## Start Data entries

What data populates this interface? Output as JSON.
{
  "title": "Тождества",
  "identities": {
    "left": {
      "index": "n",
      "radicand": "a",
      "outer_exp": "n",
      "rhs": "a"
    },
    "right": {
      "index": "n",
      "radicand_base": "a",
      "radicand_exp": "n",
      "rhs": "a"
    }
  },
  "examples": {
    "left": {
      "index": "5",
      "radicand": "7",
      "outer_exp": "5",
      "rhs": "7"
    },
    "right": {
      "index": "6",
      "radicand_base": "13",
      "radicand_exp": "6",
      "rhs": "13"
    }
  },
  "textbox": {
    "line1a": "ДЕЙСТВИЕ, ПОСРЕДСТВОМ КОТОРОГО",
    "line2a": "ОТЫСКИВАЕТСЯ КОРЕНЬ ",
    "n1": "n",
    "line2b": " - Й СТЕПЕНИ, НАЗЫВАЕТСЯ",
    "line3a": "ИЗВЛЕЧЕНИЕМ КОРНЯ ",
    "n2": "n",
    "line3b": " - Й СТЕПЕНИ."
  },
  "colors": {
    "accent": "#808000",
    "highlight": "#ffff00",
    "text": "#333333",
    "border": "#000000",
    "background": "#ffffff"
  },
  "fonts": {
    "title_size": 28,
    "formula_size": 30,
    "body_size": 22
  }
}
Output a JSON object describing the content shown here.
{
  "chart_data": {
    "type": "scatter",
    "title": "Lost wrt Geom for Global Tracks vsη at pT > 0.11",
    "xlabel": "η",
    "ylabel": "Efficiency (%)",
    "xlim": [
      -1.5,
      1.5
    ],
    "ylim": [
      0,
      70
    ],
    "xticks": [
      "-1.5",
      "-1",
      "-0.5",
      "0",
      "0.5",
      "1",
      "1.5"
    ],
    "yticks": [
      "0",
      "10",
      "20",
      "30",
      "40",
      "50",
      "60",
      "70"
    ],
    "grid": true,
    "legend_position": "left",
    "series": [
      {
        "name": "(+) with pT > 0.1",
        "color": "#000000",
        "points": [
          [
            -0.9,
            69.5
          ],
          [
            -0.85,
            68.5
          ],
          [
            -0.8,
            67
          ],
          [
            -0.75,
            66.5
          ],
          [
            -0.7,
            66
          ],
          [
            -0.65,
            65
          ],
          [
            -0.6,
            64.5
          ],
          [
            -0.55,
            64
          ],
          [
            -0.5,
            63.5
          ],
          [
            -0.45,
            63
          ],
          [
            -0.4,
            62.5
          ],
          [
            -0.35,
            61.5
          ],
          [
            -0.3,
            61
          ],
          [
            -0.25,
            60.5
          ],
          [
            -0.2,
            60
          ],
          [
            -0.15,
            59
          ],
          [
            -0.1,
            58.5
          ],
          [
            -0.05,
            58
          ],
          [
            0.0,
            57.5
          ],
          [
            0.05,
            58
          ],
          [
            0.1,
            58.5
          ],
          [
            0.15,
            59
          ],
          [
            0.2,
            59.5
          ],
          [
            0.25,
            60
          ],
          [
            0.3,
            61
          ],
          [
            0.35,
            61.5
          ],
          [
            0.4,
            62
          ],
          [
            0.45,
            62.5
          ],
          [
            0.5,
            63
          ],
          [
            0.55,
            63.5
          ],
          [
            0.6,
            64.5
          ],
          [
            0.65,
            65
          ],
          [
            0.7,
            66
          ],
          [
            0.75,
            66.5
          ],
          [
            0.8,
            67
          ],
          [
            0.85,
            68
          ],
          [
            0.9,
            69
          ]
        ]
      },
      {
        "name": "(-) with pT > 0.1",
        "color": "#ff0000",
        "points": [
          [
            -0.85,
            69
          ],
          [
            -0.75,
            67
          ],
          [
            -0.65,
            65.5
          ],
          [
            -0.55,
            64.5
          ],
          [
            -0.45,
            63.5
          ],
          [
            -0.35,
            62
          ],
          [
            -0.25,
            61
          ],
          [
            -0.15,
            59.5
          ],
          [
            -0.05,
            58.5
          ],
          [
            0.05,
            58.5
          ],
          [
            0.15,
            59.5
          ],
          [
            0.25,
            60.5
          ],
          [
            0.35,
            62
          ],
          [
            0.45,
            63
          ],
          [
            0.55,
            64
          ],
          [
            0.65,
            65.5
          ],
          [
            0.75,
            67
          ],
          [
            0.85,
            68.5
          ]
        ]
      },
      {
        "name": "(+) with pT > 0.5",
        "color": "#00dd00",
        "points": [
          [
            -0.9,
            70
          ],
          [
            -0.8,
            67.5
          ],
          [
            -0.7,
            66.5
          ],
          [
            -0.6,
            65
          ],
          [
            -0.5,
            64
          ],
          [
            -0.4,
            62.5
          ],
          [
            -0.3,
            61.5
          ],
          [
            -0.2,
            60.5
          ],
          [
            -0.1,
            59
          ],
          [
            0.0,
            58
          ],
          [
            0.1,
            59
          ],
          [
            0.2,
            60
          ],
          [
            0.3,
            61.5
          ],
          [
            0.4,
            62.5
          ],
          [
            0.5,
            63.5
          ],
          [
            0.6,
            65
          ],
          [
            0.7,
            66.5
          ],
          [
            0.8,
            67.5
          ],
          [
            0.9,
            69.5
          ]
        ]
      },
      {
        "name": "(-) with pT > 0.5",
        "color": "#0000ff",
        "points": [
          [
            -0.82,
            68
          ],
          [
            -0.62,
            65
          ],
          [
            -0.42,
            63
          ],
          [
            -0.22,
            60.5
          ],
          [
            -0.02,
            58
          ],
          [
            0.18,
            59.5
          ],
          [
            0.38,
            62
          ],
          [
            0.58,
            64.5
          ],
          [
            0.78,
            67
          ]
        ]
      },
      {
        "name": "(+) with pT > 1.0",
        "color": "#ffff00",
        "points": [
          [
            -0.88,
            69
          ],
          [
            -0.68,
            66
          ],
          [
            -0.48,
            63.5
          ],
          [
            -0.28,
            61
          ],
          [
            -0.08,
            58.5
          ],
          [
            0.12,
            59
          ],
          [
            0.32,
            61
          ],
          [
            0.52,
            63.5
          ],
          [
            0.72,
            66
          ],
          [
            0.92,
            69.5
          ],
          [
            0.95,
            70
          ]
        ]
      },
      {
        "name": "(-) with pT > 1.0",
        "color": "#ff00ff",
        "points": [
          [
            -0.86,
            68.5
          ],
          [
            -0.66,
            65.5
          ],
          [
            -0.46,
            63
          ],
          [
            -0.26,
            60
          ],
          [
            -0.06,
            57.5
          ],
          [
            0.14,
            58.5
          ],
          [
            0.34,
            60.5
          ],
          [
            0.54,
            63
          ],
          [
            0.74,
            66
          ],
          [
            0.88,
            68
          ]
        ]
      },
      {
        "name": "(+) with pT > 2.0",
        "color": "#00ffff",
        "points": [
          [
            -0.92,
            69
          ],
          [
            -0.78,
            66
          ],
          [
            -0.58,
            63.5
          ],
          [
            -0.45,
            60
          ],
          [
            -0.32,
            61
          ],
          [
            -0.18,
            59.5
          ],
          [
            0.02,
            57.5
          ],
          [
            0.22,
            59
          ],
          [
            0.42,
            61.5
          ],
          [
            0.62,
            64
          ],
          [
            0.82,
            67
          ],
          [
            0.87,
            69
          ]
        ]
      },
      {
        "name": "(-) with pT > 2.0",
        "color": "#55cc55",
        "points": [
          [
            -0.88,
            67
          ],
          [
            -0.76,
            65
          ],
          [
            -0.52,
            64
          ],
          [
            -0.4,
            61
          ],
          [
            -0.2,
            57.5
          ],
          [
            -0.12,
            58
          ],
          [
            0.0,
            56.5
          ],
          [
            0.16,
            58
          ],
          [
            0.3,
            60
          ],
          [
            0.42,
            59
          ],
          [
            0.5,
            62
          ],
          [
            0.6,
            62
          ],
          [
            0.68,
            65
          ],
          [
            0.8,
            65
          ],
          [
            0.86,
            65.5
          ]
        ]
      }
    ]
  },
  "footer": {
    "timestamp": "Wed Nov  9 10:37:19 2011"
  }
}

## End Data entries

Task brief: Make a list of all lines in the data that contain "Output".

Reply to the exercise:
What data populates this interface? Output as JSON.
Output a JSON object describing the content shown here.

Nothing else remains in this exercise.